**Your task**
Copy all of the material word for word, except for the pictures.

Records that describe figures
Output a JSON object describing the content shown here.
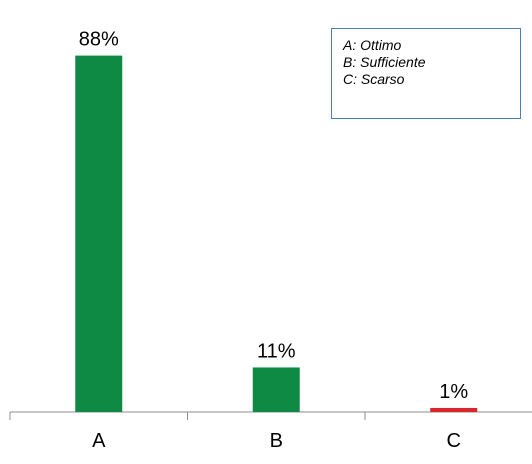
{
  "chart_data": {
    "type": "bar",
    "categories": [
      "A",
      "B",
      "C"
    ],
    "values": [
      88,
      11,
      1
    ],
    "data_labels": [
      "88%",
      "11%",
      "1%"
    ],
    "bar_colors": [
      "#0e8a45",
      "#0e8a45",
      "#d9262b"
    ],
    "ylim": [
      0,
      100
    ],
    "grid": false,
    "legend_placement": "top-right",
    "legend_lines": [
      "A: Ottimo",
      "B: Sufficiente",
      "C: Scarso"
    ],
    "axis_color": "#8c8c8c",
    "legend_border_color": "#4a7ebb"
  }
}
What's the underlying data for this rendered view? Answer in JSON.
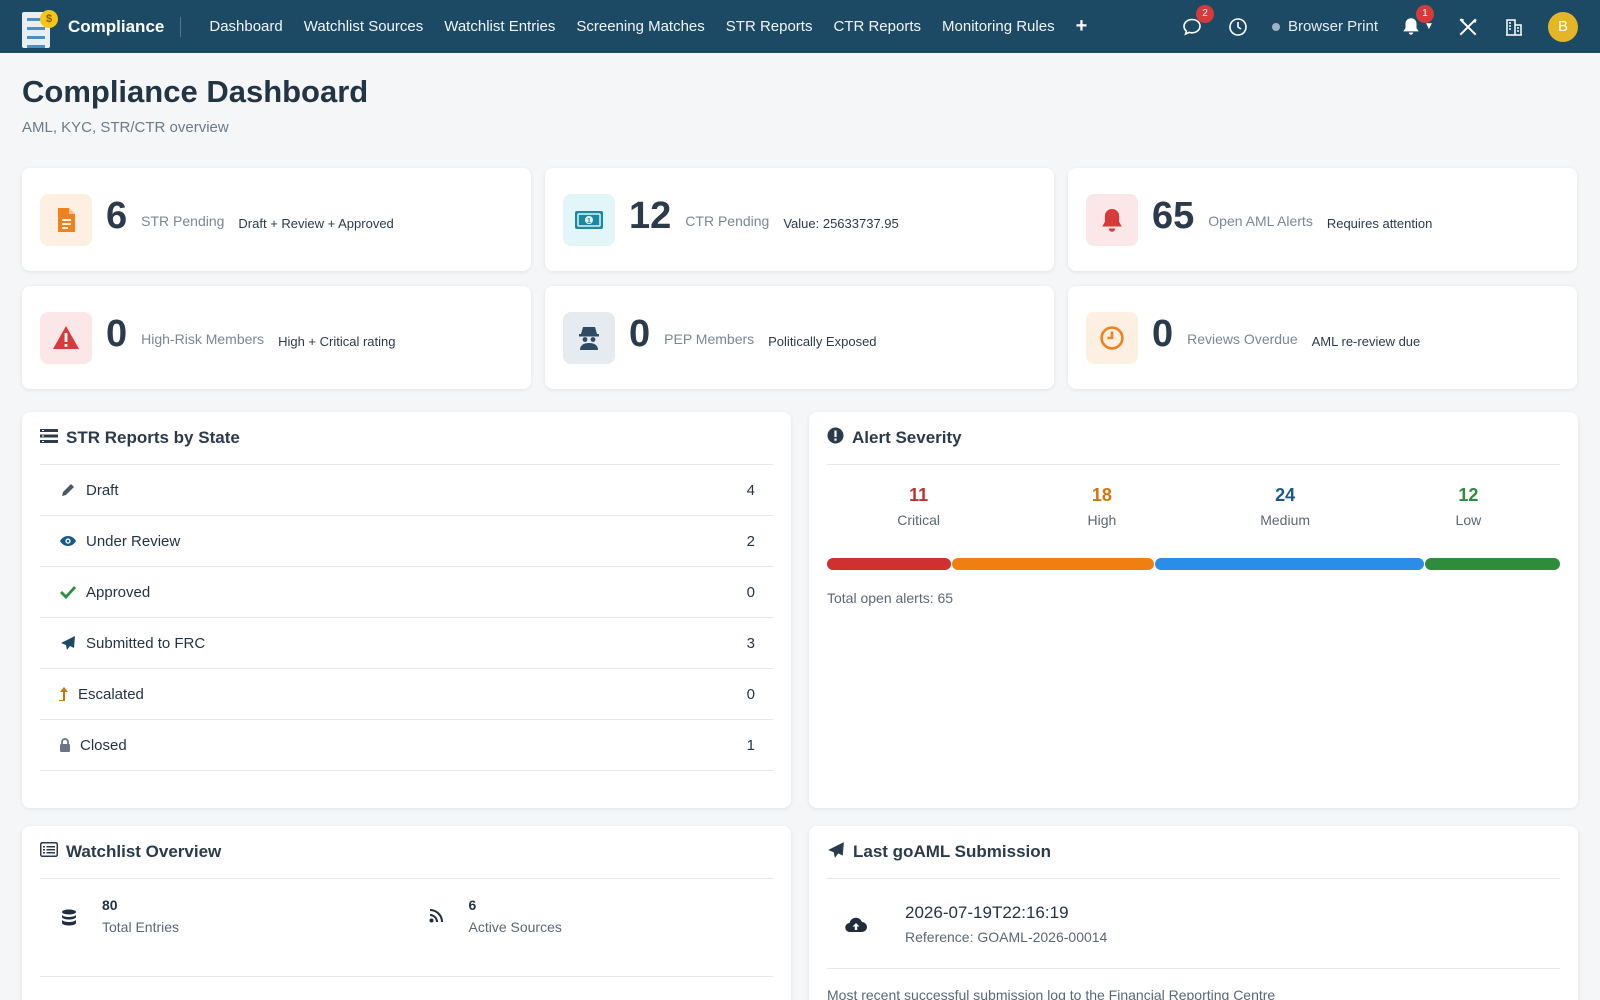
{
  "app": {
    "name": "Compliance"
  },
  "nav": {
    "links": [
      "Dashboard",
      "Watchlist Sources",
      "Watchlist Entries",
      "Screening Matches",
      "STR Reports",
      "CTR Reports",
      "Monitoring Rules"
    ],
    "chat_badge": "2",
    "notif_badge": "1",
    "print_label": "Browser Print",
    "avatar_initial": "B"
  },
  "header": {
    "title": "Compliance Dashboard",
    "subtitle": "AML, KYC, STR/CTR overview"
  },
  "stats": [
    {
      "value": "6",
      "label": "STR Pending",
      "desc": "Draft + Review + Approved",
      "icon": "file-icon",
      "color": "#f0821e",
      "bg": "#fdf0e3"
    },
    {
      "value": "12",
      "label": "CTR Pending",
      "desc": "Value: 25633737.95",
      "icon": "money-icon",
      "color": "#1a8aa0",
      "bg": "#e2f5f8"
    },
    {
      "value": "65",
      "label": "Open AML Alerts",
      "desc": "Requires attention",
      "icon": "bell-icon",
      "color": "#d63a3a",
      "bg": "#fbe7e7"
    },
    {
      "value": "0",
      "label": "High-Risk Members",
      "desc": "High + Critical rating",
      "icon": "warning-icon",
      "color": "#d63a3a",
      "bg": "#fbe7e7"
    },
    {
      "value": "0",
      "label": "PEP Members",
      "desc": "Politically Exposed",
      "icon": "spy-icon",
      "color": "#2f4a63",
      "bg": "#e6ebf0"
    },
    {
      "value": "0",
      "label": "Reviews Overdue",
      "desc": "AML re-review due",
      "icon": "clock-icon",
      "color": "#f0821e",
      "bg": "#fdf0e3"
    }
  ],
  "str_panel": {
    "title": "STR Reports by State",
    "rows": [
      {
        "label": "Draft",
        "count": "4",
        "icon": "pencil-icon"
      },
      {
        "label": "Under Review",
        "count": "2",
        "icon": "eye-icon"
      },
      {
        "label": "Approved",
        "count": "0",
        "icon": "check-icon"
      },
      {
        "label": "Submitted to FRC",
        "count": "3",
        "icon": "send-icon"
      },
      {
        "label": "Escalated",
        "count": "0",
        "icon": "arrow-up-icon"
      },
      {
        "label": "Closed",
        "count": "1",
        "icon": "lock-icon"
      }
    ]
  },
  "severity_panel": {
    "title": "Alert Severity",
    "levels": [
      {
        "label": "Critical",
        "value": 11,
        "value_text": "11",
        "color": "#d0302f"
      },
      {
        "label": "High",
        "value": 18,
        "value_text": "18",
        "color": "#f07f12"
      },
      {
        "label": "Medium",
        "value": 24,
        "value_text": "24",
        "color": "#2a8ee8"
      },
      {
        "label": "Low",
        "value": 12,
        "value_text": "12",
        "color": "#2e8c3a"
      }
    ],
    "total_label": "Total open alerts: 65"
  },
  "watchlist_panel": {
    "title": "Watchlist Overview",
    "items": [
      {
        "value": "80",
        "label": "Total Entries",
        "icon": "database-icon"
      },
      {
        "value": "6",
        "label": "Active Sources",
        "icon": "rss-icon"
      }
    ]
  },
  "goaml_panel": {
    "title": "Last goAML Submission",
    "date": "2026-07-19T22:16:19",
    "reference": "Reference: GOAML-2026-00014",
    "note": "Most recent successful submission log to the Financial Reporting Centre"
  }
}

**Response to the task**
Output a JSON object describing the content shown here.
{
  "chart_data": {
    "type": "bar",
    "categories": [
      "A",
      "B",
      "C"
    ],
    "values": [
      88,
      11,
      1
    ],
    "data_labels": [
      "88%",
      "11%",
      "1%"
    ],
    "bar_colors": [
      "#0e8a45",
      "#0e8a45",
      "#d9262b"
    ],
    "ylim": [
      0,
      100
    ],
    "grid": false,
    "legend_placement": "top-right",
    "legend_lines": [
      "A: Ottimo",
      "B: Sufficiente",
      "C: Scarso"
    ],
    "axis_color": "#8c8c8c",
    "legend_border_color": "#4a7ebb"
  }
}
What's the underlying data for this rendered view? Answer in JSON.
{
  "app": {
    "name": "Compliance"
  },
  "nav": {
    "links": [
      "Dashboard",
      "Watchlist Sources",
      "Watchlist Entries",
      "Screening Matches",
      "STR Reports",
      "CTR Reports",
      "Monitoring Rules"
    ],
    "chat_badge": "2",
    "notif_badge": "1",
    "print_label": "Browser Print",
    "avatar_initial": "B"
  },
  "header": {
    "title": "Compliance Dashboard",
    "subtitle": "AML, KYC, STR/CTR overview"
  },
  "stats": [
    {
      "value": "6",
      "label": "STR Pending",
      "desc": "Draft + Review + Approved",
      "icon": "file-icon",
      "color": "#f0821e",
      "bg": "#fdf0e3"
    },
    {
      "value": "12",
      "label": "CTR Pending",
      "desc": "Value: 25633737.95",
      "icon": "money-icon",
      "color": "#1a8aa0",
      "bg": "#e2f5f8"
    },
    {
      "value": "65",
      "label": "Open AML Alerts",
      "desc": "Requires attention",
      "icon": "bell-icon",
      "color": "#d63a3a",
      "bg": "#fbe7e7"
    },
    {
      "value": "0",
      "label": "High-Risk Members",
      "desc": "High + Critical rating",
      "icon": "warning-icon",
      "color": "#d63a3a",
      "bg": "#fbe7e7"
    },
    {
      "value": "0",
      "label": "PEP Members",
      "desc": "Politically Exposed",
      "icon": "spy-icon",
      "color": "#2f4a63",
      "bg": "#e6ebf0"
    },
    {
      "value": "0",
      "label": "Reviews Overdue",
      "desc": "AML re-review due",
      "icon": "clock-icon",
      "color": "#f0821e",
      "bg": "#fdf0e3"
    }
  ],
  "str_panel": {
    "title": "STR Reports by State",
    "rows": [
      {
        "label": "Draft",
        "count": "4",
        "icon": "pencil-icon"
      },
      {
        "label": "Under Review",
        "count": "2",
        "icon": "eye-icon"
      },
      {
        "label": "Approved",
        "count": "0",
        "icon": "check-icon"
      },
      {
        "label": "Submitted to FRC",
        "count": "3",
        "icon": "send-icon"
      },
      {
        "label": "Escalated",
        "count": "0",
        "icon": "arrow-up-icon"
      },
      {
        "label": "Closed",
        "count": "1",
        "icon": "lock-icon"
      }
    ]
  },
  "severity_panel": {
    "title": "Alert Severity",
    "levels": [
      {
        "label": "Critical",
        "value": 11,
        "value_text": "11",
        "color": "#d0302f"
      },
      {
        "label": "High",
        "value": 18,
        "value_text": "18",
        "color": "#f07f12"
      },
      {
        "label": "Medium",
        "value": 24,
        "value_text": "24",
        "color": "#2a8ee8"
      },
      {
        "label": "Low",
        "value": 12,
        "value_text": "12",
        "color": "#2e8c3a"
      }
    ],
    "total_label": "Total open alerts: 65"
  },
  "watchlist_panel": {
    "title": "Watchlist Overview",
    "items": [
      {
        "value": "80",
        "label": "Total Entries",
        "icon": "database-icon"
      },
      {
        "value": "6",
        "label": "Active Sources",
        "icon": "rss-icon"
      }
    ]
  },
  "goaml_panel": {
    "title": "Last goAML Submission",
    "date": "2026-07-19T22:16:19",
    "reference": "Reference: GOAML-2026-00014",
    "note": "Most recent successful submission log to the Financial Reporting Centre"
  }
}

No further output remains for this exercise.